Directions:
In the text about depression, what does each new view of depression reveal?

### Page text ###

I keep finding new ways of looking at depression, and each view reveals its own surprises. Whatever misery it has caused, living with it seems to pry open one part of my life after another. Each view of depression is another way of looking at myself and understanding a little more of what being alive is all about.
Have you cycled through many ideas about your depression? Is there one view that holds true more than others? Or do you think of depression as combining all these dimensions?

### Information ###

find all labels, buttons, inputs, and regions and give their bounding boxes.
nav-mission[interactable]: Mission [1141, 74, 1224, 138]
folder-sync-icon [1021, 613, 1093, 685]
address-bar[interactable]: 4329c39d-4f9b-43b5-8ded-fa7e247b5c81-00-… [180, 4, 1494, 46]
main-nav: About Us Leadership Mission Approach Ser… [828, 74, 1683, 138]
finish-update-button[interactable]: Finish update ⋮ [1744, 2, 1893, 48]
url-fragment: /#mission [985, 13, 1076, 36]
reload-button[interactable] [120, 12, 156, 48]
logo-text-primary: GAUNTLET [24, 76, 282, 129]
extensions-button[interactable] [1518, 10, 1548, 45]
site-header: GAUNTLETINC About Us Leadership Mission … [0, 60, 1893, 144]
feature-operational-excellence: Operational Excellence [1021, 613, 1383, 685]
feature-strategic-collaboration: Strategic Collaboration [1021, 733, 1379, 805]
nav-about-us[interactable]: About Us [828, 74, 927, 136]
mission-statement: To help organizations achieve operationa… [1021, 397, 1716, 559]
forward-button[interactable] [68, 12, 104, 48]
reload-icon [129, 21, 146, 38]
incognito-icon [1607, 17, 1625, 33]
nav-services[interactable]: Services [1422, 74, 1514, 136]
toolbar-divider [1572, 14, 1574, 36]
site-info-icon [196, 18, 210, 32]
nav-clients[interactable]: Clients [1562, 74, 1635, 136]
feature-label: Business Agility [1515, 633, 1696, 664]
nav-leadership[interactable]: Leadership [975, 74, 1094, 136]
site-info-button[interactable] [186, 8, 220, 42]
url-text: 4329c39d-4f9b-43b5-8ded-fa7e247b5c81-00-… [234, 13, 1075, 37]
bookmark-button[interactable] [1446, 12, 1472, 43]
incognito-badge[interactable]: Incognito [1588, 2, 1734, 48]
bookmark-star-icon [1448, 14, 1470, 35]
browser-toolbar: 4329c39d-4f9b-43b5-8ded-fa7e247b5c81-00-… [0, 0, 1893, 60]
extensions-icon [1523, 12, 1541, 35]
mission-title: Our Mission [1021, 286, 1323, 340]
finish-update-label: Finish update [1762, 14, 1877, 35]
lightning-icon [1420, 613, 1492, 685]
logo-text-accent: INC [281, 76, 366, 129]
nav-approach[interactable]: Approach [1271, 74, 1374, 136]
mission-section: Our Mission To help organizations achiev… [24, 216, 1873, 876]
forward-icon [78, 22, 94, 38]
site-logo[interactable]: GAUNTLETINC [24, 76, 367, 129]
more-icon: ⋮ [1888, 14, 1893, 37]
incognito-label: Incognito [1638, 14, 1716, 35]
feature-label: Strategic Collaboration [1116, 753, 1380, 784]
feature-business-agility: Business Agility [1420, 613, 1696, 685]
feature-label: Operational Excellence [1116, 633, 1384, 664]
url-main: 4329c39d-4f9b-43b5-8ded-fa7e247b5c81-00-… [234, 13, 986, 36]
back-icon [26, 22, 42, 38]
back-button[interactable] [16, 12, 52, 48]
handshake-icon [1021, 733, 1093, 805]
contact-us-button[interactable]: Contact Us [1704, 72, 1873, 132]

###

Exercise output:
Each view reveals its own surprises.